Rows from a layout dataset
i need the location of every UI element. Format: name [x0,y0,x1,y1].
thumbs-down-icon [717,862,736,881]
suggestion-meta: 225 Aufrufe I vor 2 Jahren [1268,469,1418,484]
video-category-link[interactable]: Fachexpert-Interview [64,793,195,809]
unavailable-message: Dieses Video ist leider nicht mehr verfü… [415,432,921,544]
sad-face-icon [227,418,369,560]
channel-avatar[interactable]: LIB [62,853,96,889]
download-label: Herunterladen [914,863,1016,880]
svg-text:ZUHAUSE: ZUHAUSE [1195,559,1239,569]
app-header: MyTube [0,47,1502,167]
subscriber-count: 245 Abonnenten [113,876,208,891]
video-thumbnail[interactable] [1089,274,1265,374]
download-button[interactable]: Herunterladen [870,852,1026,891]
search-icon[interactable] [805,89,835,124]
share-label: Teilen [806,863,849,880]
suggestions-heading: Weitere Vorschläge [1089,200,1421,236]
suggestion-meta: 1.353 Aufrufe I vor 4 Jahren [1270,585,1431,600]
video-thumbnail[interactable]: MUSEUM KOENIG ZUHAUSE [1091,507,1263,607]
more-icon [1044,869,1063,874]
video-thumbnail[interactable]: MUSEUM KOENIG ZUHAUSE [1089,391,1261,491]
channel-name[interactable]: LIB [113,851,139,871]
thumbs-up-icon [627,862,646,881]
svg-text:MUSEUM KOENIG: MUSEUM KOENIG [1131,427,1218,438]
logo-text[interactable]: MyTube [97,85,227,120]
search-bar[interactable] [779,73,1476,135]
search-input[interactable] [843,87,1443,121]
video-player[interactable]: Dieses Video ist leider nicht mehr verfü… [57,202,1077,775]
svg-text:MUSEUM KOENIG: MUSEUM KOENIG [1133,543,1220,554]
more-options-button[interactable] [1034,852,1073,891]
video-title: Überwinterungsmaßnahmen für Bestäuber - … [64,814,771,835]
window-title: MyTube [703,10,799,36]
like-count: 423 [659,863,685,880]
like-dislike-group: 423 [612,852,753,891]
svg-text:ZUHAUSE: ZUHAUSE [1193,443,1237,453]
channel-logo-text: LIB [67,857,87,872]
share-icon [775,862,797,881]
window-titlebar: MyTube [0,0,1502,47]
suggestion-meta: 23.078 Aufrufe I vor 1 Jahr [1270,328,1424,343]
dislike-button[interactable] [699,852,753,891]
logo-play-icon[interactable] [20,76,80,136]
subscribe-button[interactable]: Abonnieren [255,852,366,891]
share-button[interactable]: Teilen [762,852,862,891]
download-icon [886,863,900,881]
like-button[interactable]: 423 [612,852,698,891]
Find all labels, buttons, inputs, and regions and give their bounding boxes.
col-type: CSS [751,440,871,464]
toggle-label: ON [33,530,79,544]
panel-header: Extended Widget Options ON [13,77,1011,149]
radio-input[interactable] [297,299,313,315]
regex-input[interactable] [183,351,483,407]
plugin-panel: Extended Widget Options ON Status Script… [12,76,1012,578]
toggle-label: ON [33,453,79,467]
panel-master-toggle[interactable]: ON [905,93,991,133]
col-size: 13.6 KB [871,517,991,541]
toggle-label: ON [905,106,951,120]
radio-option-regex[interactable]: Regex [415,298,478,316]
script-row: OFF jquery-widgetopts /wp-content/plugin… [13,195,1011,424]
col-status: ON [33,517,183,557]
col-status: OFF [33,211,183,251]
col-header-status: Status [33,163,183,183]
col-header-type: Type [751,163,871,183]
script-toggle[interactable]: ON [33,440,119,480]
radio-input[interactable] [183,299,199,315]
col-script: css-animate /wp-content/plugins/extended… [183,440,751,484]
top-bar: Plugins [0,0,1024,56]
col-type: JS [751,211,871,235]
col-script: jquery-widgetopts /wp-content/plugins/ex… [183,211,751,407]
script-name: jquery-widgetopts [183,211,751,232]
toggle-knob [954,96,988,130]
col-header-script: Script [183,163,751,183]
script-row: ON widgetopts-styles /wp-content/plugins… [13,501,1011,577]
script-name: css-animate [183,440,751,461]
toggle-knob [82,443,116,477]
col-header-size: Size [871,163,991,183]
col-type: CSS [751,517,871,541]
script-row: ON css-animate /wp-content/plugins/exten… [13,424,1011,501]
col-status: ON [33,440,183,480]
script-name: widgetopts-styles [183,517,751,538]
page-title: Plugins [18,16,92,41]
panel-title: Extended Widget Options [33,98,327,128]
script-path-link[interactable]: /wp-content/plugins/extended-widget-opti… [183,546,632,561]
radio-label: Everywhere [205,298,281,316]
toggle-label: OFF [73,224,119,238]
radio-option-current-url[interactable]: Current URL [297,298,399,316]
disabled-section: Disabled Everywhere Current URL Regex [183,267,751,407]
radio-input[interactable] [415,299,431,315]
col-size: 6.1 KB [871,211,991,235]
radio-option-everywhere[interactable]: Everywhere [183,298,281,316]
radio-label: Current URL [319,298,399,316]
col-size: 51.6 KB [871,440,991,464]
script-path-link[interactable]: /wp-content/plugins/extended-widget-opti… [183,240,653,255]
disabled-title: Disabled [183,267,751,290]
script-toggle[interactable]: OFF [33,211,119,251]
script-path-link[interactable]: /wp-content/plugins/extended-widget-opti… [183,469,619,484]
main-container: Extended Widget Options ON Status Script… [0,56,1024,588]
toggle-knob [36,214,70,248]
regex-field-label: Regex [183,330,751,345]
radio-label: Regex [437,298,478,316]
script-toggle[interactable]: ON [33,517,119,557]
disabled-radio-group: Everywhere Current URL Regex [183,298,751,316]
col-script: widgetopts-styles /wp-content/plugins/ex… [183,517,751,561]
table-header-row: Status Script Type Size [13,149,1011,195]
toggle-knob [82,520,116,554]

- [WHAT YOU HAVE TO DO]
Write out all of the records above again, swapping every "Herunterladen" for "Download" and keeping everything else the same.

- [REPLY TO THE TASK]
i need the location of every UI element. Format: name [x0,y0,x1,y1].
thumbs-down-icon [717,862,736,881]
suggestion-meta: 225 Aufrufe I vor 2 Jahren [1268,469,1418,484]
video-category-link[interactable]: Fachexpert-Interview [64,793,195,809]
unavailable-message: Dieses Video ist leider nicht mehr verfü… [415,432,921,544]
sad-face-icon [227,418,369,560]
channel-avatar[interactable]: LIB [62,853,96,889]
download-label: Download [914,863,1016,880]
svg-text:ZUHAUSE: ZUHAUSE [1195,559,1239,569]
app-header: MyTube [0,47,1502,167]
subscriber-count: 245 Abonnenten [113,876,208,891]
video-thumbnail[interactable] [1089,274,1265,374]
download-button[interactable]: Download [870,852,1026,891]
search-icon[interactable] [805,89,835,124]
share-label: Teilen [806,863,849,880]
suggestions-heading: Weitere Vorschläge [1089,200,1421,236]
suggestion-meta: 1.353 Aufrufe I vor 4 Jahren [1270,585,1431,600]
video-thumbnail[interactable]: MUSEUM KOENIG ZUHAUSE [1091,507,1263,607]
more-icon [1044,869,1063,874]
video-thumbnail[interactable]: MUSEUM KOENIG ZUHAUSE [1089,391,1261,491]
channel-name[interactable]: LIB [113,851,139,871]
thumbs-up-icon [627,862,646,881]
svg-text:MUSEUM KOENIG: MUSEUM KOENIG [1131,427,1218,438]
logo-text[interactable]: MyTube [97,85,227,120]
search-bar[interactable] [779,73,1476,135]
search-input[interactable] [843,87,1443,121]
video-player[interactable]: Dieses Video ist leider nicht mehr verfü… [57,202,1077,775]
svg-text:MUSEUM KOENIG: MUSEUM KOENIG [1133,543,1220,554]
more-options-button[interactable] [1034,852,1073,891]
video-title: Überwinterungsmaßnahmen für Bestäuber - … [64,814,771,835]
window-title: MyTube [703,10,799,36]
like-count: 423 [659,863,685,880]
like-dislike-group: 423 [612,852,753,891]
svg-text:ZUHAUSE: ZUHAUSE [1193,443,1237,453]
channel-logo-text: LIB [67,857,87,872]
share-icon [775,862,797,881]
window-titlebar: MyTube [0,0,1502,47]
suggestion-meta: 23.078 Aufrufe I vor 1 Jahr [1270,328,1424,343]
dislike-button[interactable] [699,852,753,891]
logo-play-icon[interactable] [20,76,80,136]
subscribe-button[interactable]: Abonnieren [255,852,366,891]
share-button[interactable]: Teilen [762,852,862,891]
download-icon [886,863,900,881]
like-button[interactable]: 423 [612,852,698,891]
Find all labels, buttons, inputs, and regions and give their bounding boxes.
col-type: CSS [751,440,871,464]
toggle-label: ON [33,530,79,544]
panel-header: Extended Widget Options ON [13,77,1011,149]
radio-input[interactable] [297,299,313,315]
regex-input[interactable] [183,351,483,407]
plugin-panel: Extended Widget Options ON Status Script… [12,76,1012,578]
toggle-label: ON [33,453,79,467]
panel-master-toggle[interactable]: ON [905,93,991,133]
col-size: 13.6 KB [871,517,991,541]
toggle-label: ON [905,106,951,120]
radio-option-regex[interactable]: Regex [415,298,478,316]
script-row: OFF jquery-widgetopts /wp-content/plugin… [13,195,1011,424]
col-status: ON [33,517,183,557]
col-status: OFF [33,211,183,251]
col-header-status: Status [33,163,183,183]
col-header-type: Type [751,163,871,183]
script-toggle[interactable]: ON [33,440,119,480]
radio-input[interactable] [183,299,199,315]
col-script: css-animate /wp-content/plugins/extended… [183,440,751,484]
top-bar: Plugins [0,0,1024,56]
col-type: JS [751,211,871,235]
col-script: jquery-widgetopts /wp-content/plugins/ex… [183,211,751,407]
script-name: jquery-widgetopts [183,211,751,232]
toggle-knob [954,96,988,130]
col-header-script: Script [183,163,751,183]
script-row: ON widgetopts-styles /wp-content/plugins… [13,501,1011,577]
script-name: css-animate [183,440,751,461]
toggle-knob [82,443,116,477]
col-header-size: Size [871,163,991,183]
col-type: CSS [751,517,871,541]
script-row: ON css-animate /wp-content/plugins/exten… [13,424,1011,501]
col-status: ON [33,440,183,480]
script-name: widgetopts-styles [183,517,751,538]
page-title: Plugins [18,16,92,41]
panel-title: Extended Widget Options [33,98,327,128]
script-path-link[interactable]: /wp-content/plugins/extended-widget-opti… [183,546,632,561]
radio-label: Everywhere [205,298,281,316]
toggle-label: OFF [73,224,119,238]
radio-option-current-url[interactable]: Current URL [297,298,399,316]
disabled-section: Disabled Everywhere Current URL Regex [183,267,751,407]
radio-input[interactable] [415,299,431,315]
col-size: 6.1 KB [871,211,991,235]
radio-option-everywhere[interactable]: Everywhere [183,298,281,316]
radio-label: Current URL [319,298,399,316]
col-size: 51.6 KB [871,440,991,464]
script-path-link[interactable]: /wp-content/plugins/extended-widget-opti… [183,240,653,255]
disabled-title: Disabled [183,267,751,290]
script-toggle[interactable]: OFF [33,211,119,251]
script-path-link[interactable]: /wp-content/plugins/extended-widget-opti… [183,469,619,484]
main-container: Extended Widget Options ON Status Script… [0,56,1024,588]
toggle-knob [36,214,70,248]
regex-field-label: Regex [183,330,751,345]
radio-label: Regex [437,298,478,316]
script-toggle[interactable]: ON [33,517,119,557]
disabled-radio-group: Everywhere Current URL Regex [183,298,751,316]
col-script: widgetopts-styles /wp-content/plugins/ex… [183,517,751,561]
table-header-row: Status Script Type Size [13,149,1011,195]
toggle-knob [82,520,116,554]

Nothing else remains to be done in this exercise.